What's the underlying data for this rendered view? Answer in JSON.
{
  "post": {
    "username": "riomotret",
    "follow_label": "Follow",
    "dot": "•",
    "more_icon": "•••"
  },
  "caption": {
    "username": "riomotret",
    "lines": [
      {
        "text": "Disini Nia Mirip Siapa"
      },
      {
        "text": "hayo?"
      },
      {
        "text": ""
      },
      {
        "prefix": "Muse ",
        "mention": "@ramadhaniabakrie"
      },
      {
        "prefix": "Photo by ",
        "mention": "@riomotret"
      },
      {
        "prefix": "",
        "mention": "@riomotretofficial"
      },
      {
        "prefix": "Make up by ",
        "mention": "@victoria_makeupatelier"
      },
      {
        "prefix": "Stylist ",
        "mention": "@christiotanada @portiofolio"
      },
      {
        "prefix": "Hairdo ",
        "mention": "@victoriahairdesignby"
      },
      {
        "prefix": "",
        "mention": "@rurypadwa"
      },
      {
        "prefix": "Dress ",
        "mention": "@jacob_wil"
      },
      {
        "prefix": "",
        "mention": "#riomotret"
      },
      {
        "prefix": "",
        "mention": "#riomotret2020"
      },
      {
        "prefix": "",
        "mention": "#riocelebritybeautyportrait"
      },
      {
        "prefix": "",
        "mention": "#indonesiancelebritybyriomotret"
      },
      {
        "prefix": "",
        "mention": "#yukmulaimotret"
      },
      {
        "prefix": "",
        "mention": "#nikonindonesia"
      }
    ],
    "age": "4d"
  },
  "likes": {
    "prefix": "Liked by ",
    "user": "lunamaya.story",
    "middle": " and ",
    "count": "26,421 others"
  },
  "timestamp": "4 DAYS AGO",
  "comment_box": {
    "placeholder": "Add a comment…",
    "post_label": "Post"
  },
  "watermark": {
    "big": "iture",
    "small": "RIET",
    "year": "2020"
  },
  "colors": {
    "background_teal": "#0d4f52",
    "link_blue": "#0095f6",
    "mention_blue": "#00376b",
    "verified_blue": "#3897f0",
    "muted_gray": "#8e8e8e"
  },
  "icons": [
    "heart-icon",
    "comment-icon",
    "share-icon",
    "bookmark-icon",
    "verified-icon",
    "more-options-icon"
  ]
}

Aim of the task: Reproduce all of the entries word for word.

Output for this task:
What's the underlying data for this rendered view? Answer in JSON.
{
  "post": {
    "username": "riomotret",
    "follow_label": "Follow",
    "dot": "•",
    "more_icon": "•••"
  },
  "caption": {
    "username": "riomotret",
    "lines": [
      {
        "text": "Disini Nia Mirip Siapa"
      },
      {
        "text": "hayo?"
      },
      {
        "text": ""
      },
      {
        "prefix": "Muse ",
        "mention": "@ramadhaniabakrie"
      },
      {
        "prefix": "Photo by ",
        "mention": "@riomotret"
      },
      {
        "prefix": "",
        "mention": "@riomotretofficial"
      },
      {
        "prefix": "Make up by ",
        "mention": "@victoria_makeupatelier"
      },
      {
        "prefix": "Stylist ",
        "mention": "@christiotanada @portiofolio"
      },
      {
        "prefix": "Hairdo ",
        "mention": "@victoriahairdesignby"
      },
      {
        "prefix": "",
        "mention": "@rurypadwa"
      },
      {
        "prefix": "Dress ",
        "mention": "@jacob_wil"
      },
      {
        "prefix": "",
        "mention": "#riomotret"
      },
      {
        "prefix": "",
        "mention": "#riomotret2020"
      },
      {
        "prefix": "",
        "mention": "#riocelebritybeautyportrait"
      },
      {
        "prefix": "",
        "mention": "#indonesiancelebritybyriomotret"
      },
      {
        "prefix": "",
        "mention": "#yukmulaimotret"
      },
      {
        "prefix": "",
        "mention": "#nikonindonesia"
      }
    ],
    "age": "4d"
  },
  "likes": {
    "prefix": "Liked by ",
    "user": "lunamaya.story",
    "middle": " and ",
    "count": "26,421 others"
  },
  "timestamp": "4 DAYS AGO",
  "comment_box": {
    "placeholder": "Add a comment…",
    "post_label": "Post"
  },
  "watermark": {
    "big": "iture",
    "small": "RIET",
    "year": "2020"
  },
  "colors": {
    "background_teal": "#0d4f52",
    "link_blue": "#0095f6",
    "mention_blue": "#00376b",
    "verified_blue": "#3897f0",
    "muted_gray": "#8e8e8e"
  },
  "icons": [
    "heart-icon",
    "comment-icon",
    "share-icon",
    "bookmark-icon",
    "verified-icon",
    "more-options-icon"
  ]
}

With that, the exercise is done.